TASK DETAILS: Identify each line below containing the string "ホームステイ" and copy it.

EXTRACTED RECORDS:
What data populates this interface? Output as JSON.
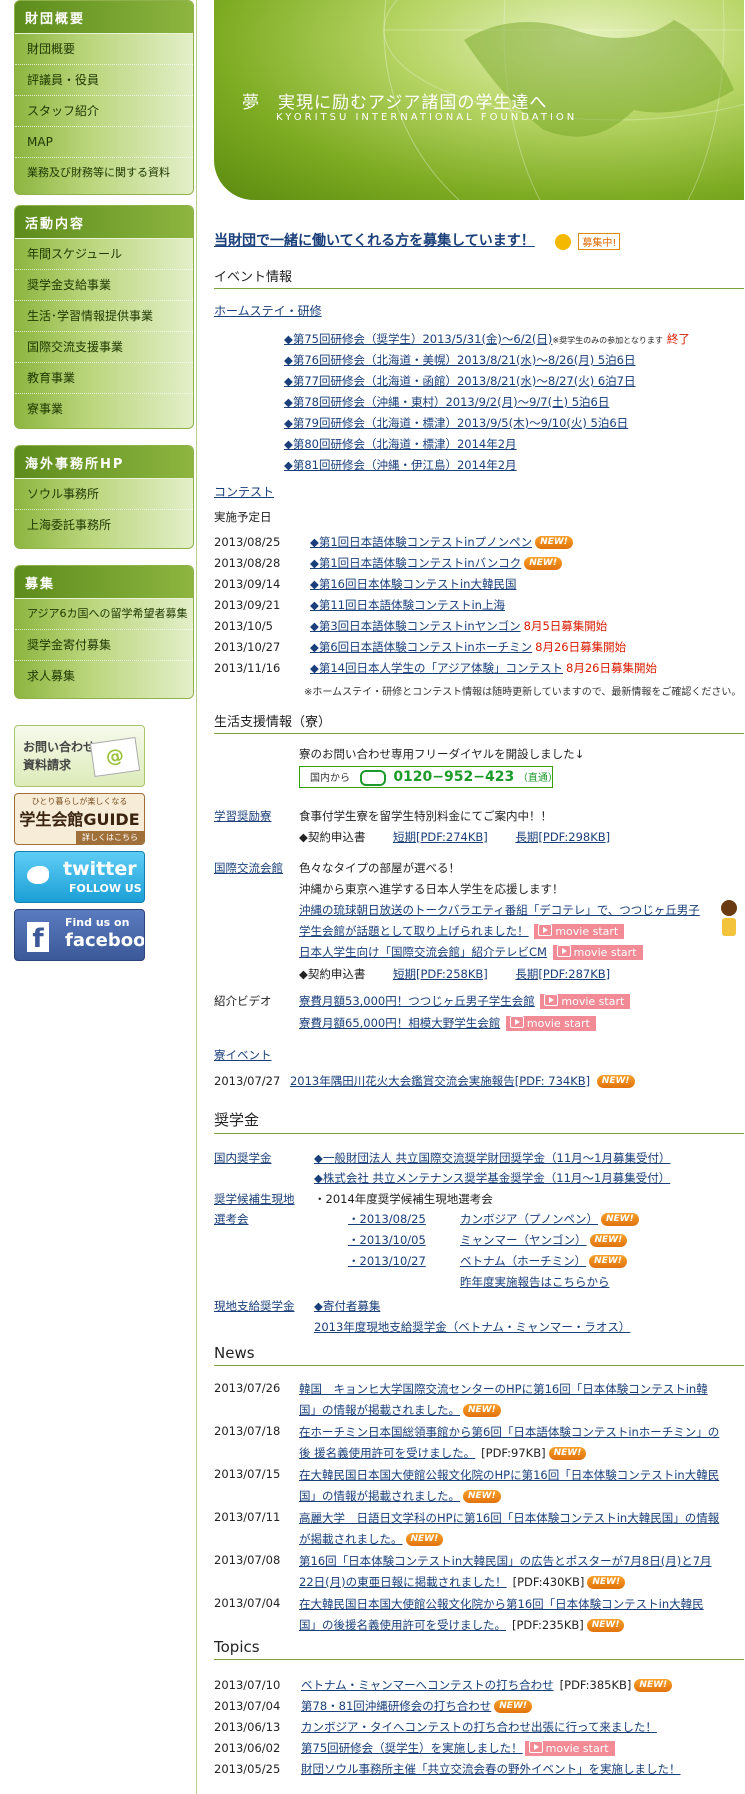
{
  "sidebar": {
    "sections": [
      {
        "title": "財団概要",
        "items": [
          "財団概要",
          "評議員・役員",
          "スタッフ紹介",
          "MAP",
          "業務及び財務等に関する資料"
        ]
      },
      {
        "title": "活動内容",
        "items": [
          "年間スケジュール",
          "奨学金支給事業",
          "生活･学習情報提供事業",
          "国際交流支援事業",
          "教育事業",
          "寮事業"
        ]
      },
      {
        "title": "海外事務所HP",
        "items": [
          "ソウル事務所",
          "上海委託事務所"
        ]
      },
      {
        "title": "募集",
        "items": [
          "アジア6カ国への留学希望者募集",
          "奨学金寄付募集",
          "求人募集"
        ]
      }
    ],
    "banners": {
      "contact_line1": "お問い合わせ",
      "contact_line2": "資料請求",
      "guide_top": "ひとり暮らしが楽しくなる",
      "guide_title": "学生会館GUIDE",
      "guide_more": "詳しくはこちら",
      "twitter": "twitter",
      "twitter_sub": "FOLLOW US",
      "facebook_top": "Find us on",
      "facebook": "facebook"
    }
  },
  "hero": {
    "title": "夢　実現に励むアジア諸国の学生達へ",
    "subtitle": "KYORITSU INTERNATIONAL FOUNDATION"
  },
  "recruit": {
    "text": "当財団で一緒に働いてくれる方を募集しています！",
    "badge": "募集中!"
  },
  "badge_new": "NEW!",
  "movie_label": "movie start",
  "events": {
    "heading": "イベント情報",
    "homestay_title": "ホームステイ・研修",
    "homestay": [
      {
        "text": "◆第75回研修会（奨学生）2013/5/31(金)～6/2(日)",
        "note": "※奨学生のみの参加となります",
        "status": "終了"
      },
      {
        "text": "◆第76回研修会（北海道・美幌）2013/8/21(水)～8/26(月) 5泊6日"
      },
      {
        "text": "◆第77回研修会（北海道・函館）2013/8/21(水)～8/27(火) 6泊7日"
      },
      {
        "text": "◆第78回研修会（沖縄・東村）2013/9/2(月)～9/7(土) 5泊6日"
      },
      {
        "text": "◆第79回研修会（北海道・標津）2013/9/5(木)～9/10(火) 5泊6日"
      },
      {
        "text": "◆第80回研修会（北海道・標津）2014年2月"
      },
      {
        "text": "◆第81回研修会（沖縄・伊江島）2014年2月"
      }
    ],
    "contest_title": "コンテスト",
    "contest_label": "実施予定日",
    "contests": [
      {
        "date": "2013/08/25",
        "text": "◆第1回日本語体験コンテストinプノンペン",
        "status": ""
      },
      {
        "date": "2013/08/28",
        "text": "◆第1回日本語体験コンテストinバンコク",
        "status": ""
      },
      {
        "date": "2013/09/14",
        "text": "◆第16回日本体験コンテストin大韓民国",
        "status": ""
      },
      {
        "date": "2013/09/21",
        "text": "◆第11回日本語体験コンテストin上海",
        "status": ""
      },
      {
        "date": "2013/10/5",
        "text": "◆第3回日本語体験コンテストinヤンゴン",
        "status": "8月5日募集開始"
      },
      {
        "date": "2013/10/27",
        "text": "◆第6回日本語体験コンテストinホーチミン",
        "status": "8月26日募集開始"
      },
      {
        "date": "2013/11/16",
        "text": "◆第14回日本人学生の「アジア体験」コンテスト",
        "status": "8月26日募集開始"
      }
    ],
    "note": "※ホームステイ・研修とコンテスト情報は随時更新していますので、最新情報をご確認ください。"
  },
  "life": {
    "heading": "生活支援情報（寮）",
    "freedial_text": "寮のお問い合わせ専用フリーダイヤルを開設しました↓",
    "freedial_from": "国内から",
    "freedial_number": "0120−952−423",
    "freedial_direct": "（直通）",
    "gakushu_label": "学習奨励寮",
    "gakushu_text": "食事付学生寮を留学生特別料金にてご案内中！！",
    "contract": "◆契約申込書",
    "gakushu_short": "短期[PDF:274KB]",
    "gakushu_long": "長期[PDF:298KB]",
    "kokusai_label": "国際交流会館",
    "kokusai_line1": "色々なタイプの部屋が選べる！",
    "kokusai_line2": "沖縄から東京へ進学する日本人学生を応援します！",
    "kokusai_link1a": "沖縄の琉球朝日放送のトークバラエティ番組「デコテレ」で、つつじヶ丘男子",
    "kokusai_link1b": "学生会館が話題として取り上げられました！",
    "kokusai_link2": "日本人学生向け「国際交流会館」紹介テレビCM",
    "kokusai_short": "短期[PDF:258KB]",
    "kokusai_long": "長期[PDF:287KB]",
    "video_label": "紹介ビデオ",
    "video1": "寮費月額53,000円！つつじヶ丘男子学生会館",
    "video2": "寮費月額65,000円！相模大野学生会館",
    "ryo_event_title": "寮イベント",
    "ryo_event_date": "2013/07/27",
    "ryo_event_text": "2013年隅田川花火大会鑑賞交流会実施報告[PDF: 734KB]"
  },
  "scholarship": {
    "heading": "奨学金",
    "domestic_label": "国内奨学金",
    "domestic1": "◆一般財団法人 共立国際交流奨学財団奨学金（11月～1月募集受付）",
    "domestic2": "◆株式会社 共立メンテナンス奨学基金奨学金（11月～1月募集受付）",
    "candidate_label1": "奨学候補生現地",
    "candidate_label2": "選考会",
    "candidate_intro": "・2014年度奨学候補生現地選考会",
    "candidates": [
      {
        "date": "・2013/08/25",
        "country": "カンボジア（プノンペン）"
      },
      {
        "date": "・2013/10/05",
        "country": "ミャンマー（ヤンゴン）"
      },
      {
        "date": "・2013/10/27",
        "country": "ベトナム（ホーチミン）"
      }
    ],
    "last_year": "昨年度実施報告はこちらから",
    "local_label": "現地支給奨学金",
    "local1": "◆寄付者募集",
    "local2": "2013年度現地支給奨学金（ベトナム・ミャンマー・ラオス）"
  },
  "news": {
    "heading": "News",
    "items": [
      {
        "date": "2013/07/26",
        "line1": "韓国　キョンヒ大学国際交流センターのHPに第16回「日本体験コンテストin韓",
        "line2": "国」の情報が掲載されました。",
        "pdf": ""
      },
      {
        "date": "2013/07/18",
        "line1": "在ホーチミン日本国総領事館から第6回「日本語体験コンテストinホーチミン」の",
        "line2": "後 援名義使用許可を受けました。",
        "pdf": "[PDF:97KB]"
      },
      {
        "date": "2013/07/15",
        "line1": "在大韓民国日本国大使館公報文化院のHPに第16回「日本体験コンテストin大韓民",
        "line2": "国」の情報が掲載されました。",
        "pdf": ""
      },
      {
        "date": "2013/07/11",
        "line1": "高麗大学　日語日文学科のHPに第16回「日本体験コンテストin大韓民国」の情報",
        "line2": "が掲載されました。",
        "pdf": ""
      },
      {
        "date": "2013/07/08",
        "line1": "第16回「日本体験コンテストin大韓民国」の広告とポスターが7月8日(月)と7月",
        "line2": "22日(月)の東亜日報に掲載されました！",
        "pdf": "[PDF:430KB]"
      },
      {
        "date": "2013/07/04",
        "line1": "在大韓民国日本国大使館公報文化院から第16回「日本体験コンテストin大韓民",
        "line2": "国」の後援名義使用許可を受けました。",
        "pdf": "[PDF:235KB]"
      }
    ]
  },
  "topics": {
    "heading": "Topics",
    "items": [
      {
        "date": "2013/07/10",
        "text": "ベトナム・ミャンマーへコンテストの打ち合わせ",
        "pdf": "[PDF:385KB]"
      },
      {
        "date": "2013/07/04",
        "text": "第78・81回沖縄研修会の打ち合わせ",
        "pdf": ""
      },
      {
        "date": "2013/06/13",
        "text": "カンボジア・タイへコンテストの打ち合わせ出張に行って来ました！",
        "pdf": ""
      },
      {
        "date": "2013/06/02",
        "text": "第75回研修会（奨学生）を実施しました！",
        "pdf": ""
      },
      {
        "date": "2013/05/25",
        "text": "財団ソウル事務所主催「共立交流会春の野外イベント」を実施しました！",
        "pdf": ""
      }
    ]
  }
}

REPLY TO THE EXERCISE:
    "homestay_title": "ホームステイ・研修",
    "note": "※ホームステイ・研修とコンテスト情報は随時更新していますので、最新情報をご確認ください。"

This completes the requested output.